- _TASK GOAL_:
Print the entries verbatim, leaving out the images they contain.

[Excerpts from a figure dataset]
╔══
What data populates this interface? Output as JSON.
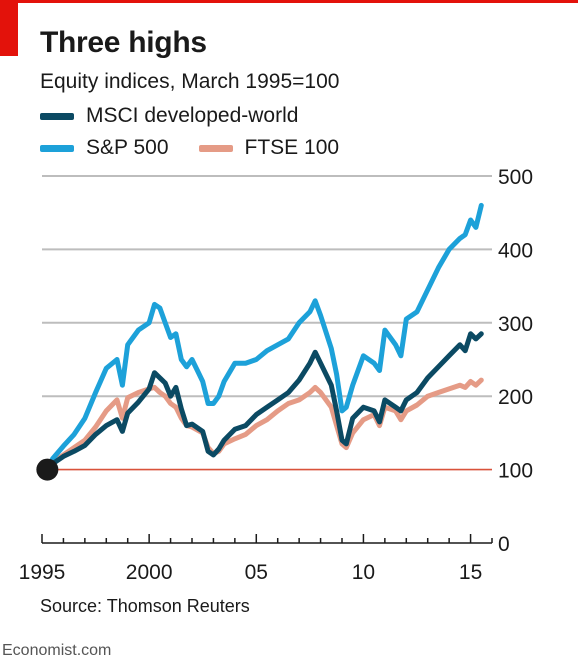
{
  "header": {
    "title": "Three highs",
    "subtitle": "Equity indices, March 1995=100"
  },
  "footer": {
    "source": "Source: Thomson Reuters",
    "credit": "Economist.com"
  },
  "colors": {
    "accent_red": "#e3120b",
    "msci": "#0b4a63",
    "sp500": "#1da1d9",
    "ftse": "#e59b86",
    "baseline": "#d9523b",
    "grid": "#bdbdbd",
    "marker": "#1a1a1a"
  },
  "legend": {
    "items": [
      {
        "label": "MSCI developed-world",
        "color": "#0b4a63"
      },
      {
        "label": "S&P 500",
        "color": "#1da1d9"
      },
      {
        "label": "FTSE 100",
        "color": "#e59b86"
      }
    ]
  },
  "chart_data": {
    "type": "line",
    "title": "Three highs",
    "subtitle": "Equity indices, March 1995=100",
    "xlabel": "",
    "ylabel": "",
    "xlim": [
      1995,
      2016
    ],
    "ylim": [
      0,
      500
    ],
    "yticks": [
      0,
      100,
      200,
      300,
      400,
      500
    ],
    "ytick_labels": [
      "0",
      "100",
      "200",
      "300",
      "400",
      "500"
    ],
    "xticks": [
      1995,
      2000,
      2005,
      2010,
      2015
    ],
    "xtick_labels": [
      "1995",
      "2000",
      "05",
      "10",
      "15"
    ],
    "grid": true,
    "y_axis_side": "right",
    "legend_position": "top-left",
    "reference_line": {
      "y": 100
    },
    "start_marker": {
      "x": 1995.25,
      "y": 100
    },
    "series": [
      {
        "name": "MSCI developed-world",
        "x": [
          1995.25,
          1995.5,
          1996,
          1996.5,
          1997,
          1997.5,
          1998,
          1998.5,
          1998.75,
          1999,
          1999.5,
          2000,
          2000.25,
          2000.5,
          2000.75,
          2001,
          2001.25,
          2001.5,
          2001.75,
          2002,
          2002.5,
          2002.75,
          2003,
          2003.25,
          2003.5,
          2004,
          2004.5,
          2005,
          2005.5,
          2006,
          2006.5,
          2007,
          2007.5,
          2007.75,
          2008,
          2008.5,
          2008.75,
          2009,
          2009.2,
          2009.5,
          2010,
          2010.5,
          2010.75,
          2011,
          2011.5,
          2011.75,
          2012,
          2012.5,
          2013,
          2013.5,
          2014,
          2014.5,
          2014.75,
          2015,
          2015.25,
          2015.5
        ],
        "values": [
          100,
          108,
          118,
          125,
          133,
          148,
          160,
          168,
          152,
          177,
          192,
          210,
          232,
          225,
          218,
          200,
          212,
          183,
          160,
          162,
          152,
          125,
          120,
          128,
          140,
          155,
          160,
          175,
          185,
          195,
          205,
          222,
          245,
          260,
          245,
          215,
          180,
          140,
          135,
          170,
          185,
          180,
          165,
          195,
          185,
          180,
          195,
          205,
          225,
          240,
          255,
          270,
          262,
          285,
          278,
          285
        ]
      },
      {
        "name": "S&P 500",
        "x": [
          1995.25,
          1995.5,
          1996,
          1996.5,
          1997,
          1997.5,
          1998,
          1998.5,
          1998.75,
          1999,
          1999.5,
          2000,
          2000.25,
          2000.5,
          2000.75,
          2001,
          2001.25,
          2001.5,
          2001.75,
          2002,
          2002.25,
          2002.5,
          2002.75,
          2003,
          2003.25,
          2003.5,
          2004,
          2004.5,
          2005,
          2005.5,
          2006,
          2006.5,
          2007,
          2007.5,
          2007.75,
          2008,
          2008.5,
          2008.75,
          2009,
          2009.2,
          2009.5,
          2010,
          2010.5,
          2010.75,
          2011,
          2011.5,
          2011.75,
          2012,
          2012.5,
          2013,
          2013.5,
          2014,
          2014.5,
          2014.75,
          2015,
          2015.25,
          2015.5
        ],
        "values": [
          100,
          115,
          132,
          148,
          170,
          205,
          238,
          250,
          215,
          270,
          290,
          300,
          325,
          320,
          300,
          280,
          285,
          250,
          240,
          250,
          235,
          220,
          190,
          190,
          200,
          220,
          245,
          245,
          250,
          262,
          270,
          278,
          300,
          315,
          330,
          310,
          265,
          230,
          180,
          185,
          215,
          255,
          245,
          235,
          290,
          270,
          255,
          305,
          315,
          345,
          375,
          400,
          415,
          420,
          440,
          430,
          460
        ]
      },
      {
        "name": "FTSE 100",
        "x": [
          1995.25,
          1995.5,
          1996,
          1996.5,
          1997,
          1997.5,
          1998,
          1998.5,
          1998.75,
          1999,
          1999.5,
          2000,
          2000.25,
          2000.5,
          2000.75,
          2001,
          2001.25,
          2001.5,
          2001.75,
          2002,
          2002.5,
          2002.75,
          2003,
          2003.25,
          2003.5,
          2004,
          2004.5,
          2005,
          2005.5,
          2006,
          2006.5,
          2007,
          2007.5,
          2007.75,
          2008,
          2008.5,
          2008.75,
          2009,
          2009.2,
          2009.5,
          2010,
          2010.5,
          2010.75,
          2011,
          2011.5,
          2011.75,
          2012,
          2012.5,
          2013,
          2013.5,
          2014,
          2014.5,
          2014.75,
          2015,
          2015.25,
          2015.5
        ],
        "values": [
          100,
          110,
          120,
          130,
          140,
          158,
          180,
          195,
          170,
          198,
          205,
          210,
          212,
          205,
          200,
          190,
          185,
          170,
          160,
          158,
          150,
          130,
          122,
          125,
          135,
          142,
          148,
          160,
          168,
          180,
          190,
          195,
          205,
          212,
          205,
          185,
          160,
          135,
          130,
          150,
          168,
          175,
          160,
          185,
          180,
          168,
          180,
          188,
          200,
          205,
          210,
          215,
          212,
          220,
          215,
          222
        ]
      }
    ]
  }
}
╚══
- _OUTPUT OF THE TASK_:
What data populates this interface? Output as JSON.
{
  "header": {
    "title": "Three highs",
    "subtitle": "Equity indices, March 1995=100"
  },
  "footer": {
    "source": "Source: Thomson Reuters",
    "credit": "Economist.com"
  },
  "colors": {
    "accent_red": "#e3120b",
    "msci": "#0b4a63",
    "sp500": "#1da1d9",
    "ftse": "#e59b86",
    "baseline": "#d9523b",
    "grid": "#bdbdbd",
    "marker": "#1a1a1a"
  },
  "legend": {
    "items": [
      {
        "label": "MSCI developed-world",
        "color": "#0b4a63"
      },
      {
        "label": "S&P 500",
        "color": "#1da1d9"
      },
      {
        "label": "FTSE 100",
        "color": "#e59b86"
      }
    ]
  },
  "chart_data": {
    "type": "line",
    "title": "Three highs",
    "subtitle": "Equity indices, March 1995=100",
    "xlabel": "",
    "ylabel": "",
    "xlim": [
      1995,
      2016
    ],
    "ylim": [
      0,
      500
    ],
    "yticks": [
      0,
      100,
      200,
      300,
      400,
      500
    ],
    "ytick_labels": [
      "0",
      "100",
      "200",
      "300",
      "400",
      "500"
    ],
    "xticks": [
      1995,
      2000,
      2005,
      2010,
      2015
    ],
    "xtick_labels": [
      "1995",
      "2000",
      "05",
      "10",
      "15"
    ],
    "grid": true,
    "y_axis_side": "right",
    "legend_position": "top-left",
    "reference_line": {
      "y": 100
    },
    "start_marker": {
      "x": 1995.25,
      "y": 100
    },
    "series": [
      {
        "name": "MSCI developed-world",
        "x": [
          1995.25,
          1995.5,
          1996,
          1996.5,
          1997,
          1997.5,
          1998,
          1998.5,
          1998.75,
          1999,
          1999.5,
          2000,
          2000.25,
          2000.5,
          2000.75,
          2001,
          2001.25,
          2001.5,
          2001.75,
          2002,
          2002.5,
          2002.75,
          2003,
          2003.25,
          2003.5,
          2004,
          2004.5,
          2005,
          2005.5,
          2006,
          2006.5,
          2007,
          2007.5,
          2007.75,
          2008,
          2008.5,
          2008.75,
          2009,
          2009.2,
          2009.5,
          2010,
          2010.5,
          2010.75,
          2011,
          2011.5,
          2011.75,
          2012,
          2012.5,
          2013,
          2013.5,
          2014,
          2014.5,
          2014.75,
          2015,
          2015.25,
          2015.5
        ],
        "values": [
          100,
          108,
          118,
          125,
          133,
          148,
          160,
          168,
          152,
          177,
          192,
          210,
          232,
          225,
          218,
          200,
          212,
          183,
          160,
          162,
          152,
          125,
          120,
          128,
          140,
          155,
          160,
          175,
          185,
          195,
          205,
          222,
          245,
          260,
          245,
          215,
          180,
          140,
          135,
          170,
          185,
          180,
          165,
          195,
          185,
          180,
          195,
          205,
          225,
          240,
          255,
          270,
          262,
          285,
          278,
          285
        ]
      },
      {
        "name": "S&P 500",
        "x": [
          1995.25,
          1995.5,
          1996,
          1996.5,
          1997,
          1997.5,
          1998,
          1998.5,
          1998.75,
          1999,
          1999.5,
          2000,
          2000.25,
          2000.5,
          2000.75,
          2001,
          2001.25,
          2001.5,
          2001.75,
          2002,
          2002.25,
          2002.5,
          2002.75,
          2003,
          2003.25,
          2003.5,
          2004,
          2004.5,
          2005,
          2005.5,
          2006,
          2006.5,
          2007,
          2007.5,
          2007.75,
          2008,
          2008.5,
          2008.75,
          2009,
          2009.2,
          2009.5,
          2010,
          2010.5,
          2010.75,
          2011,
          2011.5,
          2011.75,
          2012,
          2012.5,
          2013,
          2013.5,
          2014,
          2014.5,
          2014.75,
          2015,
          2015.25,
          2015.5
        ],
        "values": [
          100,
          115,
          132,
          148,
          170,
          205,
          238,
          250,
          215,
          270,
          290,
          300,
          325,
          320,
          300,
          280,
          285,
          250,
          240,
          250,
          235,
          220,
          190,
          190,
          200,
          220,
          245,
          245,
          250,
          262,
          270,
          278,
          300,
          315,
          330,
          310,
          265,
          230,
          180,
          185,
          215,
          255,
          245,
          235,
          290,
          270,
          255,
          305,
          315,
          345,
          375,
          400,
          415,
          420,
          440,
          430,
          460
        ]
      },
      {
        "name": "FTSE 100",
        "x": [
          1995.25,
          1995.5,
          1996,
          1996.5,
          1997,
          1997.5,
          1998,
          1998.5,
          1998.75,
          1999,
          1999.5,
          2000,
          2000.25,
          2000.5,
          2000.75,
          2001,
          2001.25,
          2001.5,
          2001.75,
          2002,
          2002.5,
          2002.75,
          2003,
          2003.25,
          2003.5,
          2004,
          2004.5,
          2005,
          2005.5,
          2006,
          2006.5,
          2007,
          2007.5,
          2007.75,
          2008,
          2008.5,
          2008.75,
          2009,
          2009.2,
          2009.5,
          2010,
          2010.5,
          2010.75,
          2011,
          2011.5,
          2011.75,
          2012,
          2012.5,
          2013,
          2013.5,
          2014,
          2014.5,
          2014.75,
          2015,
          2015.25,
          2015.5
        ],
        "values": [
          100,
          110,
          120,
          130,
          140,
          158,
          180,
          195,
          170,
          198,
          205,
          210,
          212,
          205,
          200,
          190,
          185,
          170,
          160,
          158,
          150,
          130,
          122,
          125,
          135,
          142,
          148,
          160,
          168,
          180,
          190,
          195,
          205,
          212,
          205,
          185,
          160,
          135,
          130,
          150,
          168,
          175,
          160,
          185,
          180,
          168,
          180,
          188,
          200,
          205,
          210,
          215,
          212,
          220,
          215,
          222
        ]
      }
    ]
  }
}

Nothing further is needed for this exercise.